### Material supplied

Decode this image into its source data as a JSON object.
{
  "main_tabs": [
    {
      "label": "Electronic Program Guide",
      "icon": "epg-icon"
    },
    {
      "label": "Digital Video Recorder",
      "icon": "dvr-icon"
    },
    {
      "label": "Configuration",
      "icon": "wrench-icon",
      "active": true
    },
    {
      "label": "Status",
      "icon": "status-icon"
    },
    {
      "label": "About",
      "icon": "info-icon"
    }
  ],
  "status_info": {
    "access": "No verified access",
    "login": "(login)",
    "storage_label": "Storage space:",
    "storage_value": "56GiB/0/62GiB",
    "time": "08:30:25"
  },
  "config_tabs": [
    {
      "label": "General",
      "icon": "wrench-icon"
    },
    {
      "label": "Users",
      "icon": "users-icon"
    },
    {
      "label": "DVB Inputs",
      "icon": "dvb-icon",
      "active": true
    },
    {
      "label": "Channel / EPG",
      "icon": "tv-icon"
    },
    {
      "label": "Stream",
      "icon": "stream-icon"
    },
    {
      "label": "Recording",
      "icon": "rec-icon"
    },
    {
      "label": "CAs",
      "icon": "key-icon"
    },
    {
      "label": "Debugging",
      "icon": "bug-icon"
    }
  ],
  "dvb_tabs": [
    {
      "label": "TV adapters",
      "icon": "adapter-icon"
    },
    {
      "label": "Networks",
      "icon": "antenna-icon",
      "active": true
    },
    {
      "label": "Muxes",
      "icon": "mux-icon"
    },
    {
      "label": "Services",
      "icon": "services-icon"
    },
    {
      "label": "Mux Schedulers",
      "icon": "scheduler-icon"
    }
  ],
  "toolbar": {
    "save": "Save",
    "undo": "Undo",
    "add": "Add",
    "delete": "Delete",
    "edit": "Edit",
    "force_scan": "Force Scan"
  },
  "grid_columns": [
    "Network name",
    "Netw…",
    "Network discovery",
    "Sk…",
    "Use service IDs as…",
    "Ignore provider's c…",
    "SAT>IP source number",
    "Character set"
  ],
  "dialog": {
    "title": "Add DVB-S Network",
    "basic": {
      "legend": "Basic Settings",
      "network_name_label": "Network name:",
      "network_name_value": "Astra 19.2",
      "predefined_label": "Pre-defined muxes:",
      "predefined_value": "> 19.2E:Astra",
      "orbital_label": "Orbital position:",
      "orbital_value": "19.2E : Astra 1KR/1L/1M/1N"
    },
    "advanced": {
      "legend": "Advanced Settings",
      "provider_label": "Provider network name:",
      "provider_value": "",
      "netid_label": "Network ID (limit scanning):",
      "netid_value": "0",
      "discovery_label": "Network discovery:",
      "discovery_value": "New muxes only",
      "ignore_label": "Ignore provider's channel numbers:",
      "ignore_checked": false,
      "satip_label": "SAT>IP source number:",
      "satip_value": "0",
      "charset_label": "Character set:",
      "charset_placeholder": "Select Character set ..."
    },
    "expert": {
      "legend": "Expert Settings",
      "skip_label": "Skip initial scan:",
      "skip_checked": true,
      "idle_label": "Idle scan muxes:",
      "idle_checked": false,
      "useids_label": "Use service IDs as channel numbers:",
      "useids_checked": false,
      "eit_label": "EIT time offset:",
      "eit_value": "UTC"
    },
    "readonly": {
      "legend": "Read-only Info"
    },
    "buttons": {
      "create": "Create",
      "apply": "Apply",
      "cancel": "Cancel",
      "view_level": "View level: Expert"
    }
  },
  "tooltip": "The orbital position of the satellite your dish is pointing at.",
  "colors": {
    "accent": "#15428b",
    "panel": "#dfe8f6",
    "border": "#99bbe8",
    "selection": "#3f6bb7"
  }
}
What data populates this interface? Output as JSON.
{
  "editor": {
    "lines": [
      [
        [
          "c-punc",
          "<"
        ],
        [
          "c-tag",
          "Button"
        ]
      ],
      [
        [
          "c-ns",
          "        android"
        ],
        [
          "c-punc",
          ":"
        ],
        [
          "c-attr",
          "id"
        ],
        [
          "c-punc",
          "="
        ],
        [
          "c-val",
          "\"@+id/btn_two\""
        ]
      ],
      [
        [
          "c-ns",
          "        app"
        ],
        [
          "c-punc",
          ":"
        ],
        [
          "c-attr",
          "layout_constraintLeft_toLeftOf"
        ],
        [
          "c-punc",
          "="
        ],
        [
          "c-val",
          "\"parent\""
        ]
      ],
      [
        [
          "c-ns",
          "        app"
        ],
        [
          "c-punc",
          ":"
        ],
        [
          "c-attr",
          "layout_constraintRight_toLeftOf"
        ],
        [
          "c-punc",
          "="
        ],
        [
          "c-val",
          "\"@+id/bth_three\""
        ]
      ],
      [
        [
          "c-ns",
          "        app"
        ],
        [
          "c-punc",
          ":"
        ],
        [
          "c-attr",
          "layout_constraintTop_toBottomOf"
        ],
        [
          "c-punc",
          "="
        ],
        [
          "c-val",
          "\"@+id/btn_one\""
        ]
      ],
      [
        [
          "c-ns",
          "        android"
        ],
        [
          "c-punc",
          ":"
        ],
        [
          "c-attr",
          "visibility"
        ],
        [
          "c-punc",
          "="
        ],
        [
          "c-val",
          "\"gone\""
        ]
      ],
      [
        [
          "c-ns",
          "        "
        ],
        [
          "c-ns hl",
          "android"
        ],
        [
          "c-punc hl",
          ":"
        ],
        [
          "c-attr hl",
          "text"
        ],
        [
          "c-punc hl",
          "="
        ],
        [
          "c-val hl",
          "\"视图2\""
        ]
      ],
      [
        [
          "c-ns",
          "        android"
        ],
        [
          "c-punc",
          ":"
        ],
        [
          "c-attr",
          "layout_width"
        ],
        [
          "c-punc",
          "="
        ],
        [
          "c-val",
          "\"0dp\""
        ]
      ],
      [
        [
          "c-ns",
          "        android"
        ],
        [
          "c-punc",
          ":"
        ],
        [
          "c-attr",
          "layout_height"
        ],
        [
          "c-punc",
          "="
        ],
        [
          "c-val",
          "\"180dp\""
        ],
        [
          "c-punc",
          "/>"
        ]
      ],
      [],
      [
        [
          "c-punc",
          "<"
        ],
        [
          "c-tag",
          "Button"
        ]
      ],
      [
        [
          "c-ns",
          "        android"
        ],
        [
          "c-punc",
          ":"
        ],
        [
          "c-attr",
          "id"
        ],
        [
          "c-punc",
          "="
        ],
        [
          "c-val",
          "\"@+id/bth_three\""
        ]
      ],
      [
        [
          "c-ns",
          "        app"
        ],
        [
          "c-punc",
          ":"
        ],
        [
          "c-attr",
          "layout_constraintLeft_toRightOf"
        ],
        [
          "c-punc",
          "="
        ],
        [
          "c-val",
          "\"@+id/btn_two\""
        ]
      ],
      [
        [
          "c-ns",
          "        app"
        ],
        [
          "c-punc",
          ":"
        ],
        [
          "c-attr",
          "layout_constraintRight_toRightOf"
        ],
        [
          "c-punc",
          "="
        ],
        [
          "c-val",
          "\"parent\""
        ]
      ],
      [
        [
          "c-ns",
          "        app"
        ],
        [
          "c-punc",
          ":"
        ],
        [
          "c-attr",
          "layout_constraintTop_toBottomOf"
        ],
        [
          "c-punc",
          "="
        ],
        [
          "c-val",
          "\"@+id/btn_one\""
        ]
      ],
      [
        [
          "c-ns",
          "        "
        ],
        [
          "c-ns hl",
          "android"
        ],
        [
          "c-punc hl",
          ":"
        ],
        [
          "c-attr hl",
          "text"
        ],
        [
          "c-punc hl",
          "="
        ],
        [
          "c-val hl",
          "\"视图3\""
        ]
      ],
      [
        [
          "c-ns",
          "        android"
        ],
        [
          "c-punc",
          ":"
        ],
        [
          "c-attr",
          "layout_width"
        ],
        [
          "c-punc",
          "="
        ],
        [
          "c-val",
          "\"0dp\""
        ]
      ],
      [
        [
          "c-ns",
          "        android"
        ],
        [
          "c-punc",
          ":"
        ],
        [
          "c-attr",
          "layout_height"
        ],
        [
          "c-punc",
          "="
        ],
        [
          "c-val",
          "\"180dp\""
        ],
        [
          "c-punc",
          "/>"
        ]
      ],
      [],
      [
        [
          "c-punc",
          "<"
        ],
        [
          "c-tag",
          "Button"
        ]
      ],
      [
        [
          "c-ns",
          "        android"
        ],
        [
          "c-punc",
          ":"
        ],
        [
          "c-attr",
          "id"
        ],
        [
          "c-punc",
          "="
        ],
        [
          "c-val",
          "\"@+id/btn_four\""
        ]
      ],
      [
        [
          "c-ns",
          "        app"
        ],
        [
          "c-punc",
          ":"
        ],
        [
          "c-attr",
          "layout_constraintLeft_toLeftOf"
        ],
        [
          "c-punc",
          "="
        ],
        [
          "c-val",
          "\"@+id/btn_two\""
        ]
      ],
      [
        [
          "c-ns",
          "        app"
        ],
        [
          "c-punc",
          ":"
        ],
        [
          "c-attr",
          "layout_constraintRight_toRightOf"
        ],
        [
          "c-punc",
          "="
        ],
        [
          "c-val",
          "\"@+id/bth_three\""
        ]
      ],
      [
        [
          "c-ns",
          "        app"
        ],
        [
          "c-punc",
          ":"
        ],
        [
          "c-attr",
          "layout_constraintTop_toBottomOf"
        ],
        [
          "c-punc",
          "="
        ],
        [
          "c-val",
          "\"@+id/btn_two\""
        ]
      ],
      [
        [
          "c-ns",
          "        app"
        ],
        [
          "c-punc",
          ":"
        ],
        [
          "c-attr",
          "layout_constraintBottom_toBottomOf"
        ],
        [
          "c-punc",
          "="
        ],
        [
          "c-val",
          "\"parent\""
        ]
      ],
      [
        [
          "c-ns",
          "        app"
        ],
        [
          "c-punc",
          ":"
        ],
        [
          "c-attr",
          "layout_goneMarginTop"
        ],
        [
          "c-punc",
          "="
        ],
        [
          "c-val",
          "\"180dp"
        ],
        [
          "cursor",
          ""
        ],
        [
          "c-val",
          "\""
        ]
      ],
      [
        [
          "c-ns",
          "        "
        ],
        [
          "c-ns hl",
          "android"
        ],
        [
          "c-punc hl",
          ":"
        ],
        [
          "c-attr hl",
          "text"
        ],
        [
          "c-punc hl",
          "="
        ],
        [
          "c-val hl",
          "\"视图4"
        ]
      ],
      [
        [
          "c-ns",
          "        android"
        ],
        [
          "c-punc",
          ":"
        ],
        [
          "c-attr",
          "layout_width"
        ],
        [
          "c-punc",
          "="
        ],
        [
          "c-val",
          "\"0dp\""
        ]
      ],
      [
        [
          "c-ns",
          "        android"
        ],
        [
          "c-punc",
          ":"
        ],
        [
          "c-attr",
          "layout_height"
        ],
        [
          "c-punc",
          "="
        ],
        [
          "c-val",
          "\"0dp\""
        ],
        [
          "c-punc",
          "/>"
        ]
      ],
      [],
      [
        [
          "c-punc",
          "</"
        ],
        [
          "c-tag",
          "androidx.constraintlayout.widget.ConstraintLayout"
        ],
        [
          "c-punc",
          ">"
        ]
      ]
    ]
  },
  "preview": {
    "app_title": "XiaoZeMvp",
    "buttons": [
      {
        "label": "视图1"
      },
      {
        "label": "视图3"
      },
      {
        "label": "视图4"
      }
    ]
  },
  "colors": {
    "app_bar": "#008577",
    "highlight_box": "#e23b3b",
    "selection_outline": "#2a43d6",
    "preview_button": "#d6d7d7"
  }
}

### Work to be completed
In the listing above, find each line with the word "false" and copy it.

### Task response
      "ignore_checked": false,
      "idle_checked": false,
      "useids_checked": false,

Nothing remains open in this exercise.